* _EXERCISE DIRECTIONS_
Without including any pictures, copy each entry below exactly.
[START MATERIAL PROVIDED]
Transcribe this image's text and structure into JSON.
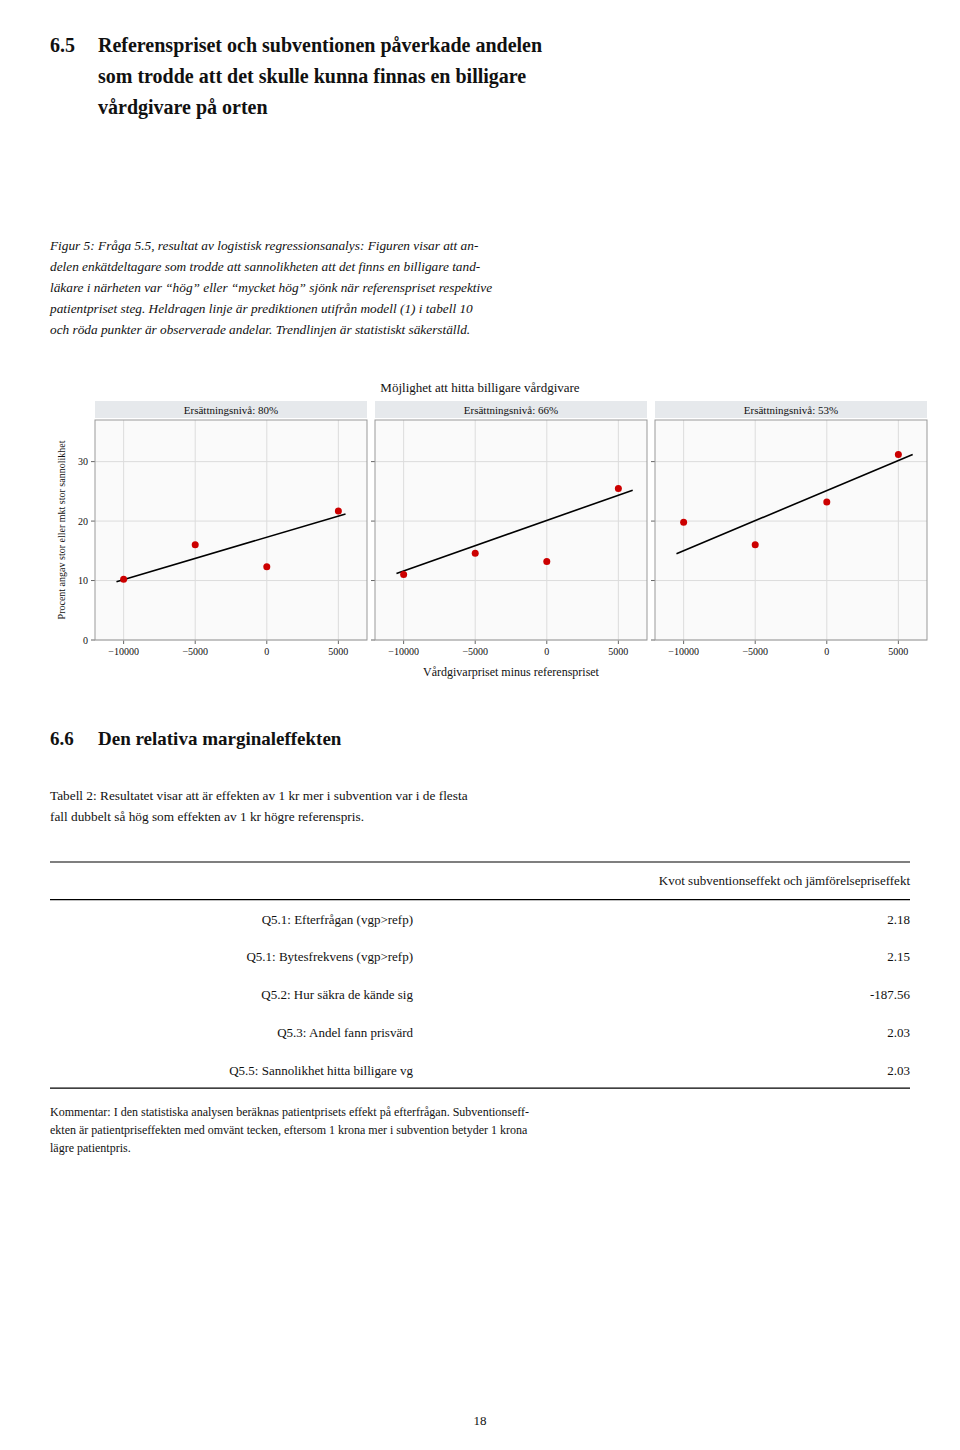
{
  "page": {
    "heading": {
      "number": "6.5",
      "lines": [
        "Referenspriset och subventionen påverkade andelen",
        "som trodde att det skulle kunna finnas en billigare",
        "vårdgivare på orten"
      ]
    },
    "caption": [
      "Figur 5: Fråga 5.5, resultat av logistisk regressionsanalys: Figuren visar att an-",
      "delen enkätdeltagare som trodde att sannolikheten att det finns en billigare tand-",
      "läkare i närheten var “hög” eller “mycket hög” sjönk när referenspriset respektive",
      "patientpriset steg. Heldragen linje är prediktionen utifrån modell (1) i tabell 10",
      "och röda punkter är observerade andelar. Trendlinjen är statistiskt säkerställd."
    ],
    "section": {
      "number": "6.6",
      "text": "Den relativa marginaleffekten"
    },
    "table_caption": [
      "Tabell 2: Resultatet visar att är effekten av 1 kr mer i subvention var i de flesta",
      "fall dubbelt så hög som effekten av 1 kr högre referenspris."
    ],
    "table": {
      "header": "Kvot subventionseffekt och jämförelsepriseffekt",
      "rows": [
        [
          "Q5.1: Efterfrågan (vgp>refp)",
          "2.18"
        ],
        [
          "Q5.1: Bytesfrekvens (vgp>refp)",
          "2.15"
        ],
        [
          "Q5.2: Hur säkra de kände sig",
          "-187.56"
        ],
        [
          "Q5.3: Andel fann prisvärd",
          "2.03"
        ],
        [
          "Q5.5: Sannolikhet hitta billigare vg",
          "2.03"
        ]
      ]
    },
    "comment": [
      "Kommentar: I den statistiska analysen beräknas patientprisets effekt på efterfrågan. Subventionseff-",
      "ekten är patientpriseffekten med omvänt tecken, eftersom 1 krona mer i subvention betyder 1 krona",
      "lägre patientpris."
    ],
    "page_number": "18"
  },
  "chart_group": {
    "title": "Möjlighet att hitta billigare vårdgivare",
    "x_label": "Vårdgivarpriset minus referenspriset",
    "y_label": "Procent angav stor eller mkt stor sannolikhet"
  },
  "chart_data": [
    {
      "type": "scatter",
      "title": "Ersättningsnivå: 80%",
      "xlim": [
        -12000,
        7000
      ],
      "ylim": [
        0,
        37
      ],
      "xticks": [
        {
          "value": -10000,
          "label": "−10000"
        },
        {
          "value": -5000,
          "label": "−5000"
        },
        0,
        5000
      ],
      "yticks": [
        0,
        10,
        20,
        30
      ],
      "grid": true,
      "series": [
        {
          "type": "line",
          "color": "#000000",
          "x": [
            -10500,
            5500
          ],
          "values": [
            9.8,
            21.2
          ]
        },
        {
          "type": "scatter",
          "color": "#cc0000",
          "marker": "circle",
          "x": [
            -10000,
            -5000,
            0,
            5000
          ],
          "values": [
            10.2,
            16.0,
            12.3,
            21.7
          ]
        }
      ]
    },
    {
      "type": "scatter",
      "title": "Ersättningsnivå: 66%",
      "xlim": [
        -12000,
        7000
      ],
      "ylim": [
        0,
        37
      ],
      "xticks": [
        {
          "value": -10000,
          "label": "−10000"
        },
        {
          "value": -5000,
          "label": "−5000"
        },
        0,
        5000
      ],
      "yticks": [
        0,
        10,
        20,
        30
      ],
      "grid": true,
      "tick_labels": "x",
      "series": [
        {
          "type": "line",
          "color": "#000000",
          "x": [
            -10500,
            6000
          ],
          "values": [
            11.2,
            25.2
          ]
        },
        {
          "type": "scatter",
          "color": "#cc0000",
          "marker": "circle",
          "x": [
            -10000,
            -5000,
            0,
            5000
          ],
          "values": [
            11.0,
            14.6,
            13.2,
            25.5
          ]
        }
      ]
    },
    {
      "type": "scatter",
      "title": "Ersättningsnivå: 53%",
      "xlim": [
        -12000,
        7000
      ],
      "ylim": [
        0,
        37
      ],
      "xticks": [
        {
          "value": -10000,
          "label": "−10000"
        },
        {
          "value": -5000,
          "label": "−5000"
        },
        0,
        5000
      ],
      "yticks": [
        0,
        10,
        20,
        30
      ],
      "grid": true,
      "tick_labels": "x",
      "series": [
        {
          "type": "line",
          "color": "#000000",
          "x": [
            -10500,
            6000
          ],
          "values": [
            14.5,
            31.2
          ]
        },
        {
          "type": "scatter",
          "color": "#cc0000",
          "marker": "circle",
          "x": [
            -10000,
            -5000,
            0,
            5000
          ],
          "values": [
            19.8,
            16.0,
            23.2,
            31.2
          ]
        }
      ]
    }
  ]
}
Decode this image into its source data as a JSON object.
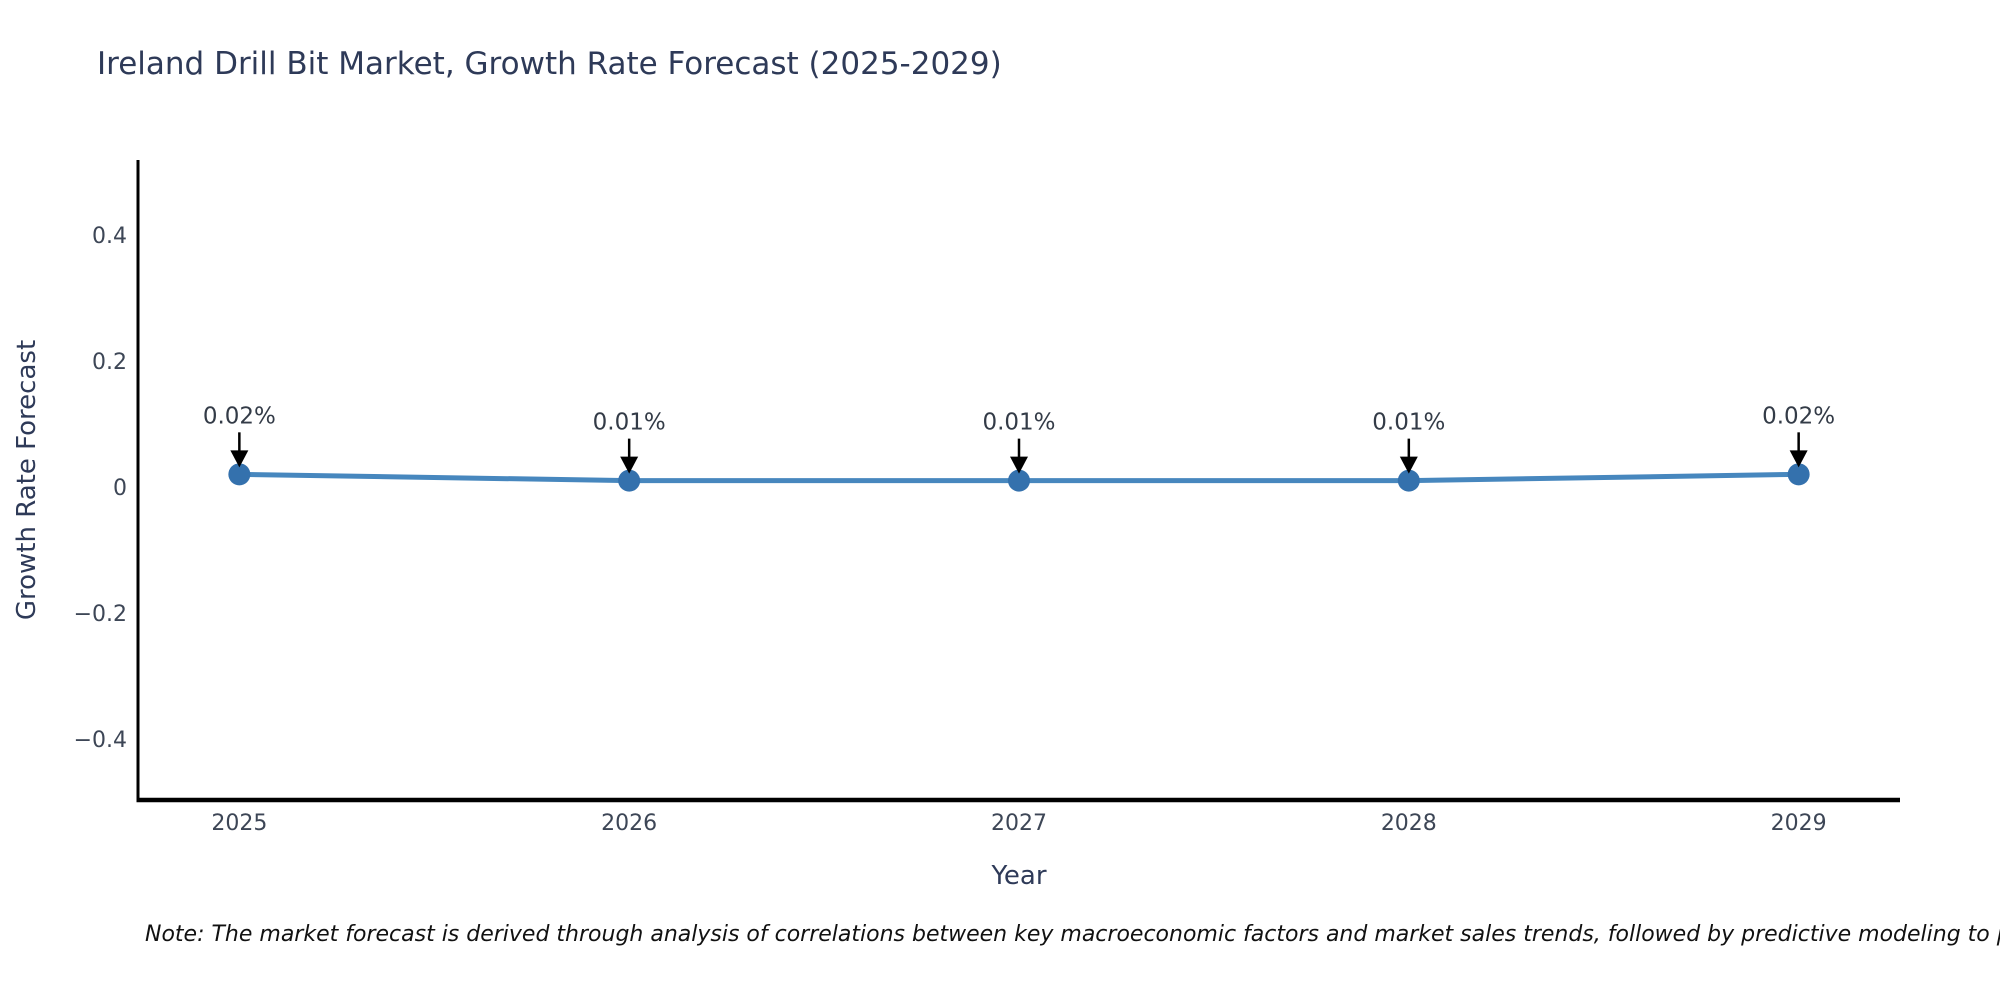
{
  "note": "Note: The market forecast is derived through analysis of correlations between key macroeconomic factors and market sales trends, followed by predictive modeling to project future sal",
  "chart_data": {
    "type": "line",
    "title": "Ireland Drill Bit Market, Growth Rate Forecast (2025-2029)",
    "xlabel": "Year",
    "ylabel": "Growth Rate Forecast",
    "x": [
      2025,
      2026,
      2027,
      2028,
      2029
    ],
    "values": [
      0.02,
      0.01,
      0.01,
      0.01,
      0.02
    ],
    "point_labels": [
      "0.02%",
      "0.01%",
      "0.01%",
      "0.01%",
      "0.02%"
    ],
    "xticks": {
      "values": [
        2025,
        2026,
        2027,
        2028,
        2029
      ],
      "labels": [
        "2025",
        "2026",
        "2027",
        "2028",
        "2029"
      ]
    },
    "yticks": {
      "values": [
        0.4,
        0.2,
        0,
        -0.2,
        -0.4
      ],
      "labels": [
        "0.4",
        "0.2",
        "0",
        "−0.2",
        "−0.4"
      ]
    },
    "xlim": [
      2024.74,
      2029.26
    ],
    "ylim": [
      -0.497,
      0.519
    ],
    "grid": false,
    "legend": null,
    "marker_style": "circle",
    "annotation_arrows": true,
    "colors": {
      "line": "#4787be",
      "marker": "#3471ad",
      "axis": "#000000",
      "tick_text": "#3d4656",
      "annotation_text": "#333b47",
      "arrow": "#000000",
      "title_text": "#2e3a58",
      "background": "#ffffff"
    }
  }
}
[END MATERIAL PROVIDED]
* _SOLUTION FOR THIS PROBLEM_
Transcribe this image's text and structure into JSON.
{
  "page": {
    "heading": {
      "number": "6.5",
      "lines": [
        "Referenspriset och subventionen påverkade andelen",
        "som trodde att det skulle kunna finnas en billigare",
        "vårdgivare på orten"
      ]
    },
    "caption": [
      "Figur 5: Fråga 5.5, resultat av logistisk regressionsanalys: Figuren visar att an-",
      "delen enkätdeltagare som trodde att sannolikheten att det finns en billigare tand-",
      "läkare i närheten var “hög” eller “mycket hög” sjönk när referenspriset respektive",
      "patientpriset steg. Heldragen linje är prediktionen utifrån modell (1) i tabell 10",
      "och röda punkter är observerade andelar. Trendlinjen är statistiskt säkerställd."
    ],
    "section": {
      "number": "6.6",
      "text": "Den relativa marginaleffekten"
    },
    "table_caption": [
      "Tabell 2: Resultatet visar att är effekten av 1 kr mer i subvention var i de flesta",
      "fall dubbelt så hög som effekten av 1 kr högre referenspris."
    ],
    "table": {
      "header": "Kvot subventionseffekt och jämförelsepriseffekt",
      "rows": [
        [
          "Q5.1: Efterfrågan (vgp>refp)",
          "2.18"
        ],
        [
          "Q5.1: Bytesfrekvens (vgp>refp)",
          "2.15"
        ],
        [
          "Q5.2: Hur säkra de kände sig",
          "-187.56"
        ],
        [
          "Q5.3: Andel fann prisvärd",
          "2.03"
        ],
        [
          "Q5.5: Sannolikhet hitta billigare vg",
          "2.03"
        ]
      ]
    },
    "comment": [
      "Kommentar: I den statistiska analysen beräknas patientprisets effekt på efterfrågan. Subventionseff-",
      "ekten är patientpriseffekten med omvänt tecken, eftersom 1 krona mer i subvention betyder 1 krona",
      "lägre patientpris."
    ],
    "page_number": "18"
  },
  "chart_group": {
    "title": "Möjlighet att hitta billigare vårdgivare",
    "x_label": "Vårdgivarpriset minus referenspriset",
    "y_label": "Procent angav stor eller mkt stor sannolikhet"
  },
  "chart_data": [
    {
      "type": "scatter",
      "title": "Ersättningsnivå: 80%",
      "xlim": [
        -12000,
        7000
      ],
      "ylim": [
        0,
        37
      ],
      "xticks": [
        {
          "value": -10000,
          "label": "−10000"
        },
        {
          "value": -5000,
          "label": "−5000"
        },
        0,
        5000
      ],
      "yticks": [
        0,
        10,
        20,
        30
      ],
      "grid": true,
      "series": [
        {
          "type": "line",
          "color": "#000000",
          "x": [
            -10500,
            5500
          ],
          "values": [
            9.8,
            21.2
          ]
        },
        {
          "type": "scatter",
          "color": "#cc0000",
          "marker": "circle",
          "x": [
            -10000,
            -5000,
            0,
            5000
          ],
          "values": [
            10.2,
            16.0,
            12.3,
            21.7
          ]
        }
      ]
    },
    {
      "type": "scatter",
      "title": "Ersättningsnivå: 66%",
      "xlim": [
        -12000,
        7000
      ],
      "ylim": [
        0,
        37
      ],
      "xticks": [
        {
          "value": -10000,
          "label": "−10000"
        },
        {
          "value": -5000,
          "label": "−5000"
        },
        0,
        5000
      ],
      "yticks": [
        0,
        10,
        20,
        30
      ],
      "grid": true,
      "tick_labels": "x",
      "series": [
        {
          "type": "line",
          "color": "#000000",
          "x": [
            -10500,
            6000
          ],
          "values": [
            11.2,
            25.2
          ]
        },
        {
          "type": "scatter",
          "color": "#cc0000",
          "marker": "circle",
          "x": [
            -10000,
            -5000,
            0,
            5000
          ],
          "values": [
            11.0,
            14.6,
            13.2,
            25.5
          ]
        }
      ]
    },
    {
      "type": "scatter",
      "title": "Ersättningsnivå: 53%",
      "xlim": [
        -12000,
        7000
      ],
      "ylim": [
        0,
        37
      ],
      "xticks": [
        {
          "value": -10000,
          "label": "−10000"
        },
        {
          "value": -5000,
          "label": "−5000"
        },
        0,
        5000
      ],
      "yticks": [
        0,
        10,
        20,
        30
      ],
      "grid": true,
      "tick_labels": "x",
      "series": [
        {
          "type": "line",
          "color": "#000000",
          "x": [
            -10500,
            6000
          ],
          "values": [
            14.5,
            31.2
          ]
        },
        {
          "type": "scatter",
          "color": "#cc0000",
          "marker": "circle",
          "x": [
            -10000,
            -5000,
            0,
            5000
          ],
          "values": [
            19.8,
            16.0,
            23.2,
            31.2
          ]
        }
      ]
    }
  ]
}
Decode this image into its source data as a JSON object.
{
  "note": "Note: The market forecast is derived through analysis of correlations between key macroeconomic factors and market sales trends, followed by predictive modeling to project future sal",
  "chart_data": {
    "type": "line",
    "title": "Ireland Drill Bit Market, Growth Rate Forecast (2025-2029)",
    "xlabel": "Year",
    "ylabel": "Growth Rate Forecast",
    "x": [
      2025,
      2026,
      2027,
      2028,
      2029
    ],
    "values": [
      0.02,
      0.01,
      0.01,
      0.01,
      0.02
    ],
    "point_labels": [
      "0.02%",
      "0.01%",
      "0.01%",
      "0.01%",
      "0.02%"
    ],
    "xticks": {
      "values": [
        2025,
        2026,
        2027,
        2028,
        2029
      ],
      "labels": [
        "2025",
        "2026",
        "2027",
        "2028",
        "2029"
      ]
    },
    "yticks": {
      "values": [
        0.4,
        0.2,
        0,
        -0.2,
        -0.4
      ],
      "labels": [
        "0.4",
        "0.2",
        "0",
        "−0.2",
        "−0.4"
      ]
    },
    "xlim": [
      2024.74,
      2029.26
    ],
    "ylim": [
      -0.497,
      0.519
    ],
    "grid": false,
    "legend": null,
    "marker_style": "circle",
    "annotation_arrows": true,
    "colors": {
      "line": "#4787be",
      "marker": "#3471ad",
      "axis": "#000000",
      "tick_text": "#3d4656",
      "annotation_text": "#333b47",
      "arrow": "#000000",
      "title_text": "#2e3a58",
      "background": "#ffffff"
    }
  }
}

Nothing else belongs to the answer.